Stored entries:
□ □ □ □
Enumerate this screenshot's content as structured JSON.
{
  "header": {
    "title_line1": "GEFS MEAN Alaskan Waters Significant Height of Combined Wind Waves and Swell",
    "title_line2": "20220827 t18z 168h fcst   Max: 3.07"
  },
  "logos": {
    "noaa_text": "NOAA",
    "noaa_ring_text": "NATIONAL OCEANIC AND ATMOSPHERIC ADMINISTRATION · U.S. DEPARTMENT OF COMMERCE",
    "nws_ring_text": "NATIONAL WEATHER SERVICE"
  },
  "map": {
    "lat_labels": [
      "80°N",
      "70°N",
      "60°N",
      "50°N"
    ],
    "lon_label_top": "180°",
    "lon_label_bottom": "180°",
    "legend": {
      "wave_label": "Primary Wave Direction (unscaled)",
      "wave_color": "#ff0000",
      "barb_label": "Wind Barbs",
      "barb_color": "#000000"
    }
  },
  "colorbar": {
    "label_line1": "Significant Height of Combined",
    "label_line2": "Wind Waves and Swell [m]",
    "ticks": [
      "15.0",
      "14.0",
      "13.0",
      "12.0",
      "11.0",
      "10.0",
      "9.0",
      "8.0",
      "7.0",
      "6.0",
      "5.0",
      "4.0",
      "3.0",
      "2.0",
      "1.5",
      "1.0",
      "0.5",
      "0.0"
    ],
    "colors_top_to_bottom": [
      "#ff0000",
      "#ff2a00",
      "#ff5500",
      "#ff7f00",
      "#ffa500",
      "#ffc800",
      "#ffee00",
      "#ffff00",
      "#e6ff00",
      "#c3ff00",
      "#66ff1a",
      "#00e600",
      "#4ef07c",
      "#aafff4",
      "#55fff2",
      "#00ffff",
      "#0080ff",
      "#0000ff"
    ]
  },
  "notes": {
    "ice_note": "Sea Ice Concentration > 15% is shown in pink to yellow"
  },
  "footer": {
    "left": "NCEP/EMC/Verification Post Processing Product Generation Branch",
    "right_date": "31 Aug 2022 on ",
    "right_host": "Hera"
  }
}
□ □ □ □
AIM OF THE EXERCISE: For this exercise, gather every line of the data that contains the word "Wind".

RESPONSE FOR THIS EXERCISE:
    "title_line1": "GEFS MEAN Alaskan Waters Significant Height of Combined Wind Waves and Swell",
      "barb_label": "Wind Barbs",
    "label_line2": "Wind Waves and Swell [m]",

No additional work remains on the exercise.